[Raw records]
■ ■ ■ ■ ■ ■ ■

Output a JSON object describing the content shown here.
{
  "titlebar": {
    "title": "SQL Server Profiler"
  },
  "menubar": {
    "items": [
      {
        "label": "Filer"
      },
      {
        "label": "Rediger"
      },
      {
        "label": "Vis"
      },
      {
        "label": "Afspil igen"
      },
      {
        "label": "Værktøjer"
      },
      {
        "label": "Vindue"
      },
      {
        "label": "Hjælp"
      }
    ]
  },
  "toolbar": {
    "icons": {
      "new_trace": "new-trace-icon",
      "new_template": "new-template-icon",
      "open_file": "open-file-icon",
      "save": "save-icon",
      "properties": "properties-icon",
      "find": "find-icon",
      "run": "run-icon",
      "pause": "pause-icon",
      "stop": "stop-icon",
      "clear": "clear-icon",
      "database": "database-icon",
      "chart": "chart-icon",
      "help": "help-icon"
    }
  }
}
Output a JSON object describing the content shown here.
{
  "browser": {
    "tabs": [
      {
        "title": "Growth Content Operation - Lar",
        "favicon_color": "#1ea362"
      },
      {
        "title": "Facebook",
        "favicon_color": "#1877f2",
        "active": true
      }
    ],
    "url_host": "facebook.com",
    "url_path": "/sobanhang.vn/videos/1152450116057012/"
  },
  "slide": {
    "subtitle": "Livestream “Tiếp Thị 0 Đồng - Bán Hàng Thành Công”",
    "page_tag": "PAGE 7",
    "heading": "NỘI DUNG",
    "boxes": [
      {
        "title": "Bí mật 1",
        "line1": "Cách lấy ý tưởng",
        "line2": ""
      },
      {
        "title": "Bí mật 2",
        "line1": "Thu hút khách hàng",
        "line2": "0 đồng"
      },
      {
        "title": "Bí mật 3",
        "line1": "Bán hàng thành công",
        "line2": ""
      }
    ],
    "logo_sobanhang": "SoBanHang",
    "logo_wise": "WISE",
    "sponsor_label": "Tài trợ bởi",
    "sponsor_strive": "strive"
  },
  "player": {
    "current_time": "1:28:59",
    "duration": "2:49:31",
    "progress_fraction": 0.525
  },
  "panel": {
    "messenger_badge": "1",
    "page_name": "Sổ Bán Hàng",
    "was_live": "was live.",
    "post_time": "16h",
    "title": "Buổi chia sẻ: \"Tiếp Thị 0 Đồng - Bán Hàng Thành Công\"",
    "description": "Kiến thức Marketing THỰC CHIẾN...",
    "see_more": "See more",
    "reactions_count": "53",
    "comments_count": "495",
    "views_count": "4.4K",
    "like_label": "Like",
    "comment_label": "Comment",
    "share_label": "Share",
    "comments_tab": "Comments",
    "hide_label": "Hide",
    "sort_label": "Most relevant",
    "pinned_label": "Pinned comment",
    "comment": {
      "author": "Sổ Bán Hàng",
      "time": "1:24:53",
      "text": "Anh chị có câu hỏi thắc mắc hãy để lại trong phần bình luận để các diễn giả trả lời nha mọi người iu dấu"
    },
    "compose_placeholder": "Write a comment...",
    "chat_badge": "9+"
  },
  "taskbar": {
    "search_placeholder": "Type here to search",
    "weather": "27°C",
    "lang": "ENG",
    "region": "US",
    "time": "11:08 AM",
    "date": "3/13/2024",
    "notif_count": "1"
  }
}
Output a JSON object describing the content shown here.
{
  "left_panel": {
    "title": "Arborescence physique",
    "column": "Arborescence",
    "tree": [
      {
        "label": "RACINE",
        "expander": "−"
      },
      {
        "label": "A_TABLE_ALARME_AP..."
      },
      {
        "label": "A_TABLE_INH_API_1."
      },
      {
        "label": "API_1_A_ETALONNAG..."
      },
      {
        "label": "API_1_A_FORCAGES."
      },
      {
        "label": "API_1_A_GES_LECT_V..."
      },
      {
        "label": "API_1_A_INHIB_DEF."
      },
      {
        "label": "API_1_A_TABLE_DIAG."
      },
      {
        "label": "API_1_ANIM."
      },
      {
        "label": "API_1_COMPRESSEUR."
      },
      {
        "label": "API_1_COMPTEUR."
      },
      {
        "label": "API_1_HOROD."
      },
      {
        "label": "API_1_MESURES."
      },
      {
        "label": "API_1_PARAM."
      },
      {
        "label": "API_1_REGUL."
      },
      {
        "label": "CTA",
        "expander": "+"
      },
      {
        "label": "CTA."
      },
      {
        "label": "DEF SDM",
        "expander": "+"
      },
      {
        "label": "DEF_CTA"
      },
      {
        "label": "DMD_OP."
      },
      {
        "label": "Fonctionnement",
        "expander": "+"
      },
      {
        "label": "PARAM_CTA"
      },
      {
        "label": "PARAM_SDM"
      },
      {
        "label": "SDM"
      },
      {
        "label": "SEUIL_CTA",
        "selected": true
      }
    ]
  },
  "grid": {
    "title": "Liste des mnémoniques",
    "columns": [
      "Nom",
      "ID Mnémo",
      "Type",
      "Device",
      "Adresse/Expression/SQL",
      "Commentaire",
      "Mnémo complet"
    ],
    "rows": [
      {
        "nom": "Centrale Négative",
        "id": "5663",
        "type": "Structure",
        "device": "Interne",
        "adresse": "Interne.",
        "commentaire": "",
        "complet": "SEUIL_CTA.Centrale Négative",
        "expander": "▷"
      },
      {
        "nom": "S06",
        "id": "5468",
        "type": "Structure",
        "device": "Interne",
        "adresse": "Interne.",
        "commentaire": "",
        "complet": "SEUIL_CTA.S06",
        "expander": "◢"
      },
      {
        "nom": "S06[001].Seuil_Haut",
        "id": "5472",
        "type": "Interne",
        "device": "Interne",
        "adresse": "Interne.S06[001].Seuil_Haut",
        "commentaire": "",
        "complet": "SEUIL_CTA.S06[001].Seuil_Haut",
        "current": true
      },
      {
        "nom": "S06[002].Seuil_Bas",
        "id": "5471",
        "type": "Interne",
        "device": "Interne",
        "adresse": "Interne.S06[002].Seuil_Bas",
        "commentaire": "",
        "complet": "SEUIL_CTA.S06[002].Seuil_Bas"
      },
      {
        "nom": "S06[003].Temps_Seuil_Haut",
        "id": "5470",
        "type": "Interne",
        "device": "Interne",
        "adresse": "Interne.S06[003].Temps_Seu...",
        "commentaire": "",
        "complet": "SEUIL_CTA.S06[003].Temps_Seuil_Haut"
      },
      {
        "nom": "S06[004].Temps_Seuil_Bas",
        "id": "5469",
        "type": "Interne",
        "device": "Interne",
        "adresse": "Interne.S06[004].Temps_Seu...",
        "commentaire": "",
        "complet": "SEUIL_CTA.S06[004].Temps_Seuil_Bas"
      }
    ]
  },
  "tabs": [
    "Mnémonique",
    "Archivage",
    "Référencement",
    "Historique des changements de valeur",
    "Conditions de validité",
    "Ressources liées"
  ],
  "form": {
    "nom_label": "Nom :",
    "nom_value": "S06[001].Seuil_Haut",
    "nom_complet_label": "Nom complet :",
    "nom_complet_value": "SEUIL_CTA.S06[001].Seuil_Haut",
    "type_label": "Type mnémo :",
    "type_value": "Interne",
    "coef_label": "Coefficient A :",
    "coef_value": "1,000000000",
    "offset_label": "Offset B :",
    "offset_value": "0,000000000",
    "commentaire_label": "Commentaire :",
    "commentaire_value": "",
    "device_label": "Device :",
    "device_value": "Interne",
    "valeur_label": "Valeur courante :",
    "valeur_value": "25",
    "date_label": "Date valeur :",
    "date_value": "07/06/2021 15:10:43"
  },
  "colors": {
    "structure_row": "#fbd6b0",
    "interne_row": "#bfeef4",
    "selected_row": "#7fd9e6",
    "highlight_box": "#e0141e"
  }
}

■ ■ ■ ■ ■ ■ ■

• _What this task involves_
Nothing should be left out: return all of the records exactly.

• _Written solution_
Output a JSON object describing the content shown here.
{
  "titlebar": {
    "title": "SQL Server Profiler"
  },
  "menubar": {
    "items": [
      {
        "label": "Filer"
      },
      {
        "label": "Rediger"
      },
      {
        "label": "Vis"
      },
      {
        "label": "Afspil igen"
      },
      {
        "label": "Værktøjer"
      },
      {
        "label": "Vindue"
      },
      {
        "label": "Hjælp"
      }
    ]
  },
  "toolbar": {
    "icons": {
      "new_trace": "new-trace-icon",
      "new_template": "new-template-icon",
      "open_file": "open-file-icon",
      "save": "save-icon",
      "properties": "properties-icon",
      "find": "find-icon",
      "run": "run-icon",
      "pause": "pause-icon",
      "stop": "stop-icon",
      "clear": "clear-icon",
      "database": "database-icon",
      "chart": "chart-icon",
      "help": "help-icon"
    }
  }
}
Output a JSON object describing the content shown here.
{
  "browser": {
    "tabs": [
      {
        "title": "Growth Content Operation - Lar",
        "favicon_color": "#1ea362"
      },
      {
        "title": "Facebook",
        "favicon_color": "#1877f2",
        "active": true
      }
    ],
    "url_host": "facebook.com",
    "url_path": "/sobanhang.vn/videos/1152450116057012/"
  },
  "slide": {
    "subtitle": "Livestream “Tiếp Thị 0 Đồng - Bán Hàng Thành Công”",
    "page_tag": "PAGE 7",
    "heading": "NỘI DUNG",
    "boxes": [
      {
        "title": "Bí mật 1",
        "line1": "Cách lấy ý tưởng",
        "line2": ""
      },
      {
        "title": "Bí mật 2",
        "line1": "Thu hút khách hàng",
        "line2": "0 đồng"
      },
      {
        "title": "Bí mật 3",
        "line1": "Bán hàng thành công",
        "line2": ""
      }
    ],
    "logo_sobanhang": "SoBanHang",
    "logo_wise": "WISE",
    "sponsor_label": "Tài trợ bởi",
    "sponsor_strive": "strive"
  },
  "player": {
    "current_time": "1:28:59",
    "duration": "2:49:31",
    "progress_fraction": 0.525
  },
  "panel": {
    "messenger_badge": "1",
    "page_name": "Sổ Bán Hàng",
    "was_live": "was live.",
    "post_time": "16h",
    "title": "Buổi chia sẻ: \"Tiếp Thị 0 Đồng - Bán Hàng Thành Công\"",
    "description": "Kiến thức Marketing THỰC CHIẾN...",
    "see_more": "See more",
    "reactions_count": "53",
    "comments_count": "495",
    "views_count": "4.4K",
    "like_label": "Like",
    "comment_label": "Comment",
    "share_label": "Share",
    "comments_tab": "Comments",
    "hide_label": "Hide",
    "sort_label": "Most relevant",
    "pinned_label": "Pinned comment",
    "comment": {
      "author": "Sổ Bán Hàng",
      "time": "1:24:53",
      "text": "Anh chị có câu hỏi thắc mắc hãy để lại trong phần bình luận để các diễn giả trả lời nha mọi người iu dấu"
    },
    "compose_placeholder": "Write a comment...",
    "chat_badge": "9+"
  },
  "taskbar": {
    "search_placeholder": "Type here to search",
    "weather": "27°C",
    "lang": "ENG",
    "region": "US",
    "time": "11:08 AM",
    "date": "3/13/2024",
    "notif_count": "1"
  }
}
Output a JSON object describing the content shown here.
{
  "left_panel": {
    "title": "Arborescence physique",
    "column": "Arborescence",
    "tree": [
      {
        "label": "RACINE",
        "expander": "−"
      },
      {
        "label": "A_TABLE_ALARME_AP..."
      },
      {
        "label": "A_TABLE_INH_API_1."
      },
      {
        "label": "API_1_A_ETALONNAG..."
      },
      {
        "label": "API_1_A_FORCAGES."
      },
      {
        "label": "API_1_A_GES_LECT_V..."
      },
      {
        "label": "API_1_A_INHIB_DEF."
      },
      {
        "label": "API_1_A_TABLE_DIAG."
      },
      {
        "label": "API_1_ANIM."
      },
      {
        "label": "API_1_COMPRESSEUR."
      },
      {
        "label": "API_1_COMPTEUR."
      },
      {
        "label": "API_1_HOROD."
      },
      {
        "label": "API_1_MESURES."
      },
      {
        "label": "API_1_PARAM."
      },
      {
        "label": "API_1_REGUL."
      },
      {
        "label": "CTA",
        "expander": "+"
      },
      {
        "label": "CTA."
      },
      {
        "label": "DEF SDM",
        "expander": "+"
      },
      {
        "label": "DEF_CTA"
      },
      {
        "label": "DMD_OP."
      },
      {
        "label": "Fonctionnement",
        "expander": "+"
      },
      {
        "label": "PARAM_CTA"
      },
      {
        "label": "PARAM_SDM"
      },
      {
        "label": "SDM"
      },
      {
        "label": "SEUIL_CTA",
        "selected": true
      }
    ]
  },
  "grid": {
    "title": "Liste des mnémoniques",
    "columns": [
      "Nom",
      "ID Mnémo",
      "Type",
      "Device",
      "Adresse/Expression/SQL",
      "Commentaire",
      "Mnémo complet"
    ],
    "rows": [
      {
        "nom": "Centrale Négative",
        "id": "5663",
        "type": "Structure",
        "device": "Interne",
        "adresse": "Interne.",
        "commentaire": "",
        "complet": "SEUIL_CTA.Centrale Négative",
        "expander": "▷"
      },
      {
        "nom": "S06",
        "id": "5468",
        "type": "Structure",
        "device": "Interne",
        "adresse": "Interne.",
        "commentaire": "",
        "complet": "SEUIL_CTA.S06",
        "expander": "◢"
      },
      {
        "nom": "S06[001].Seuil_Haut",
        "id": "5472",
        "type": "Interne",
        "device": "Interne",
        "adresse": "Interne.S06[001].Seuil_Haut",
        "commentaire": "",
        "complet": "SEUIL_CTA.S06[001].Seuil_Haut",
        "current": true
      },
      {
        "nom": "S06[002].Seuil_Bas",
        "id": "5471",
        "type": "Interne",
        "device": "Interne",
        "adresse": "Interne.S06[002].Seuil_Bas",
        "commentaire": "",
        "complet": "SEUIL_CTA.S06[002].Seuil_Bas"
      },
      {
        "nom": "S06[003].Temps_Seuil_Haut",
        "id": "5470",
        "type": "Interne",
        "device": "Interne",
        "adresse": "Interne.S06[003].Temps_Seu...",
        "commentaire": "",
        "complet": "SEUIL_CTA.S06[003].Temps_Seuil_Haut"
      },
      {
        "nom": "S06[004].Temps_Seuil_Bas",
        "id": "5469",
        "type": "Interne",
        "device": "Interne",
        "adresse": "Interne.S06[004].Temps_Seu...",
        "commentaire": "",
        "complet": "SEUIL_CTA.S06[004].Temps_Seuil_Bas"
      }
    ]
  },
  "tabs": [
    "Mnémonique",
    "Archivage",
    "Référencement",
    "Historique des changements de valeur",
    "Conditions de validité",
    "Ressources liées"
  ],
  "form": {
    "nom_label": "Nom :",
    "nom_value": "S06[001].Seuil_Haut",
    "nom_complet_label": "Nom complet :",
    "nom_complet_value": "SEUIL_CTA.S06[001].Seuil_Haut",
    "type_label": "Type mnémo :",
    "type_value": "Interne",
    "coef_label": "Coefficient A :",
    "coef_value": "1,000000000",
    "offset_label": "Offset B :",
    "offset_value": "0,000000000",
    "commentaire_label": "Commentaire :",
    "commentaire_value": "",
    "device_label": "Device :",
    "device_value": "Interne",
    "valeur_label": "Valeur courante :",
    "valeur_value": "25",
    "date_label": "Date valeur :",
    "date_value": "07/06/2021 15:10:43"
  },
  "colors": {
    "structure_row": "#fbd6b0",
    "interne_row": "#bfeef4",
    "selected_row": "#7fd9e6",
    "highlight_box": "#e0141e"
  }
}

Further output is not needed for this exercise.